=== RECORDS FOR THIS TASK ===

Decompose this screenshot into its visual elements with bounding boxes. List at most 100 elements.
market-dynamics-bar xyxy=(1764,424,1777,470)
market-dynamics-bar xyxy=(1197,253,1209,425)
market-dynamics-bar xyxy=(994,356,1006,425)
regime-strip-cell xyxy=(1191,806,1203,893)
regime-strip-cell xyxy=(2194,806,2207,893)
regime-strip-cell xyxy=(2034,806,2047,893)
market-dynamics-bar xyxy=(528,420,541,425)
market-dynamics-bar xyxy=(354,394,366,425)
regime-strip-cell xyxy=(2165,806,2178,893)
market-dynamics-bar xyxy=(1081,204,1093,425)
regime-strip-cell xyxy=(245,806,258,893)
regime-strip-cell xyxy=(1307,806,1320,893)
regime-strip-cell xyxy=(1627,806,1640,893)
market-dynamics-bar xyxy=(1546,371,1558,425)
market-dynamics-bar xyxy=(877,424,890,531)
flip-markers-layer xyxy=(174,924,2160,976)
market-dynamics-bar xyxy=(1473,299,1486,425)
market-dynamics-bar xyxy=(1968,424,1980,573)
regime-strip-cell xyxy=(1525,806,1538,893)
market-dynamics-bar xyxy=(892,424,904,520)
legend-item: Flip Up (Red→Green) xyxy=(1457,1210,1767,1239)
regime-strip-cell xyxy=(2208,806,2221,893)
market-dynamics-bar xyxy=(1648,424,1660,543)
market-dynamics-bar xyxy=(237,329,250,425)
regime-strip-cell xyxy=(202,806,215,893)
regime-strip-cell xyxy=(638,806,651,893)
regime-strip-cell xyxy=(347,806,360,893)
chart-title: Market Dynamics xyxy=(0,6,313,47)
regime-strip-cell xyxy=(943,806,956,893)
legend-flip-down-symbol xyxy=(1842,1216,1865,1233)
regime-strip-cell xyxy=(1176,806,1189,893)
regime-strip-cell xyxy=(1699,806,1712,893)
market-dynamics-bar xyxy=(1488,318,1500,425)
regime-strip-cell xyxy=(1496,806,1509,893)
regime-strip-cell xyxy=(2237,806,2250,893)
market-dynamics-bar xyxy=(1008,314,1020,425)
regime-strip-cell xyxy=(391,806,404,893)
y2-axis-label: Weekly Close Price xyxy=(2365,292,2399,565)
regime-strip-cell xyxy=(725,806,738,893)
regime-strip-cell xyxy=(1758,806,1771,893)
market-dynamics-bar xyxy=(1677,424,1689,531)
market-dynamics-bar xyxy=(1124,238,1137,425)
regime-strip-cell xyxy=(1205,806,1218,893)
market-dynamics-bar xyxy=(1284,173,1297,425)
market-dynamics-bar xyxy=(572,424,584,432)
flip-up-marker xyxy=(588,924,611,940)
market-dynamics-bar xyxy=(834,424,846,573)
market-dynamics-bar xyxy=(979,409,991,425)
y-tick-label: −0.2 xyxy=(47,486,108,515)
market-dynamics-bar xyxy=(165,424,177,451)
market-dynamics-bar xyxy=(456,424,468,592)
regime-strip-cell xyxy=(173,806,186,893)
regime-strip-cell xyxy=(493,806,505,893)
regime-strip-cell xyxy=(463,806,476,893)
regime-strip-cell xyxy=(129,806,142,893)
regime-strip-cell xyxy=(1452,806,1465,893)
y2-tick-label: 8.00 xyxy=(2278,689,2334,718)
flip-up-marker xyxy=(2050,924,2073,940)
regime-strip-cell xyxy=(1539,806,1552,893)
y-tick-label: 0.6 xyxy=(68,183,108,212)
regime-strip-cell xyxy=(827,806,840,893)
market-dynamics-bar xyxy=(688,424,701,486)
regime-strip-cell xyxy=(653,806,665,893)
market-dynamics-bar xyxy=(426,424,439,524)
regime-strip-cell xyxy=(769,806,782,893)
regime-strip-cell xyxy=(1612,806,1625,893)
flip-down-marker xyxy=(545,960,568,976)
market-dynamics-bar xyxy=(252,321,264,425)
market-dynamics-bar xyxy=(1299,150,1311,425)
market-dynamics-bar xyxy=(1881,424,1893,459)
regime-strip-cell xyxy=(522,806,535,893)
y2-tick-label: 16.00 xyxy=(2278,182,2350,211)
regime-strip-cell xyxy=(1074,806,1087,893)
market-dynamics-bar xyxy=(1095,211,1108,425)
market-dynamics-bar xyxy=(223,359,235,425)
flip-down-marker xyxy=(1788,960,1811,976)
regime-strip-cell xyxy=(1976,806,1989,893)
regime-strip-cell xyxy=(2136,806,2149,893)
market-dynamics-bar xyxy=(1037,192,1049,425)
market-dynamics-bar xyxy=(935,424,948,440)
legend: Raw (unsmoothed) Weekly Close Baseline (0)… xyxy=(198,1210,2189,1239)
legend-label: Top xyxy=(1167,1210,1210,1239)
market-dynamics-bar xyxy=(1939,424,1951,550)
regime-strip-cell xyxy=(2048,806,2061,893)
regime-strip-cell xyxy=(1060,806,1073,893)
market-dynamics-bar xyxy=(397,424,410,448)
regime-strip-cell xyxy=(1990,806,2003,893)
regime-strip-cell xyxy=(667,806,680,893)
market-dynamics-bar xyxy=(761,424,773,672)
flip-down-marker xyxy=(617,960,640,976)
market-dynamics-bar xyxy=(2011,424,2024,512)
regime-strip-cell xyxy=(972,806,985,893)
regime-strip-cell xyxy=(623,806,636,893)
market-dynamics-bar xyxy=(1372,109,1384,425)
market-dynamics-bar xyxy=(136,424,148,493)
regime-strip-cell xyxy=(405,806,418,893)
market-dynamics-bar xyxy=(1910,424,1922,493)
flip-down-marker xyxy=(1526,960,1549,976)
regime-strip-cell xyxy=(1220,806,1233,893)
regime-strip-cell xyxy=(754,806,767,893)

===

Reproduce every row above character for character, keeping their order and changing nothing.

- EXERCISE OUTPUT:
Decompose this screenshot into its visual elements with bounding boxes. List at most 100 elements.
market-dynamics-bar xyxy=(1764,424,1777,470)
market-dynamics-bar xyxy=(1197,253,1209,425)
market-dynamics-bar xyxy=(994,356,1006,425)
regime-strip-cell xyxy=(1191,806,1203,893)
regime-strip-cell xyxy=(2194,806,2207,893)
regime-strip-cell xyxy=(2034,806,2047,893)
market-dynamics-bar xyxy=(528,420,541,425)
market-dynamics-bar xyxy=(354,394,366,425)
regime-strip-cell xyxy=(2165,806,2178,893)
market-dynamics-bar xyxy=(1081,204,1093,425)
regime-strip-cell xyxy=(245,806,258,893)
regime-strip-cell xyxy=(1307,806,1320,893)
regime-strip-cell xyxy=(1627,806,1640,893)
market-dynamics-bar xyxy=(1546,371,1558,425)
market-dynamics-bar xyxy=(877,424,890,531)
flip-markers-layer xyxy=(174,924,2160,976)
market-dynamics-bar xyxy=(1473,299,1486,425)
market-dynamics-bar xyxy=(1968,424,1980,573)
regime-strip-cell xyxy=(1525,806,1538,893)
market-dynamics-bar xyxy=(892,424,904,520)
legend-item: Flip Up (Red→Green) xyxy=(1457,1210,1767,1239)
regime-strip-cell xyxy=(2208,806,2221,893)
market-dynamics-bar xyxy=(1648,424,1660,543)
market-dynamics-bar xyxy=(237,329,250,425)
regime-strip-cell xyxy=(202,806,215,893)
regime-strip-cell xyxy=(638,806,651,893)
regime-strip-cell xyxy=(347,806,360,893)
chart-title: Market Dynamics xyxy=(0,6,313,47)
regime-strip-cell xyxy=(943,806,956,893)
legend-flip-down-symbol xyxy=(1842,1216,1865,1233)
regime-strip-cell xyxy=(1176,806,1189,893)
regime-strip-cell xyxy=(1699,806,1712,893)
market-dynamics-bar xyxy=(1488,318,1500,425)
regime-strip-cell xyxy=(1496,806,1509,893)
regime-strip-cell xyxy=(2237,806,2250,893)
market-dynamics-bar xyxy=(1008,314,1020,425)
regime-strip-cell xyxy=(391,806,404,893)
y2-axis-label: Weekly Close Price xyxy=(2365,292,2399,565)
regime-strip-cell xyxy=(725,806,738,893)
regime-strip-cell xyxy=(1758,806,1771,893)
market-dynamics-bar xyxy=(1677,424,1689,531)
market-dynamics-bar xyxy=(1124,238,1137,425)
regime-strip-cell xyxy=(1205,806,1218,893)
market-dynamics-bar xyxy=(1284,173,1297,425)
market-dynamics-bar xyxy=(572,424,584,432)
flip-up-marker xyxy=(588,924,611,940)
market-dynamics-bar xyxy=(834,424,846,573)
market-dynamics-bar xyxy=(979,409,991,425)
y-tick-label: −0.2 xyxy=(47,486,108,515)
market-dynamics-bar xyxy=(165,424,177,451)
market-dynamics-bar xyxy=(456,424,468,592)
regime-strip-cell xyxy=(173,806,186,893)
regime-strip-cell xyxy=(493,806,505,893)
regime-strip-cell xyxy=(463,806,476,893)
regime-strip-cell xyxy=(129,806,142,893)
regime-strip-cell xyxy=(1452,806,1465,893)
y2-tick-label: 8.00 xyxy=(2278,689,2334,718)
flip-up-marker xyxy=(2050,924,2073,940)
regime-strip-cell xyxy=(1539,806,1552,893)
y-tick-label: 0.6 xyxy=(68,183,108,212)
regime-strip-cell xyxy=(827,806,840,893)
market-dynamics-bar xyxy=(688,424,701,486)
regime-strip-cell xyxy=(653,806,665,893)
market-dynamics-bar xyxy=(426,424,439,524)
regime-strip-cell xyxy=(769,806,782,893)
regime-strip-cell xyxy=(1612,806,1625,893)
flip-down-marker xyxy=(545,960,568,976)
market-dynamics-bar xyxy=(252,321,264,425)
market-dynamics-bar xyxy=(1299,150,1311,425)
market-dynamics-bar xyxy=(1881,424,1893,459)
regime-strip-cell xyxy=(522,806,535,893)
y2-tick-label: 16.00 xyxy=(2278,182,2350,211)
regime-strip-cell xyxy=(1074,806,1087,893)
market-dynamics-bar xyxy=(1095,211,1108,425)
market-dynamics-bar xyxy=(223,359,235,425)
flip-down-marker xyxy=(1788,960,1811,976)
regime-strip-cell xyxy=(1976,806,1989,893)
regime-strip-cell xyxy=(2136,806,2149,893)
market-dynamics-bar xyxy=(1037,192,1049,425)
market-dynamics-bar xyxy=(935,424,948,440)
legend: Raw (unsmoothed) Weekly Close Baseline (0)… xyxy=(198,1210,2189,1239)
legend-label: Top xyxy=(1167,1210,1210,1239)
market-dynamics-bar xyxy=(1939,424,1951,550)
regime-strip-cell xyxy=(2048,806,2061,893)
regime-strip-cell xyxy=(1060,806,1073,893)
market-dynamics-bar xyxy=(397,424,410,448)
regime-strip-cell xyxy=(1990,806,2003,893)
regime-strip-cell xyxy=(667,806,680,893)
market-dynamics-bar xyxy=(761,424,773,672)
flip-down-marker xyxy=(617,960,640,976)
market-dynamics-bar xyxy=(2011,424,2024,512)
regime-strip-cell xyxy=(972,806,985,893)
regime-strip-cell xyxy=(623,806,636,893)
market-dynamics-bar xyxy=(1372,109,1384,425)
market-dynamics-bar xyxy=(136,424,148,493)
regime-strip-cell xyxy=(405,806,418,893)
market-dynamics-bar xyxy=(1910,424,1922,493)
flip-down-marker xyxy=(1526,960,1549,976)
regime-strip-cell xyxy=(1220,806,1233,893)
regime-strip-cell xyxy=(754,806,767,893)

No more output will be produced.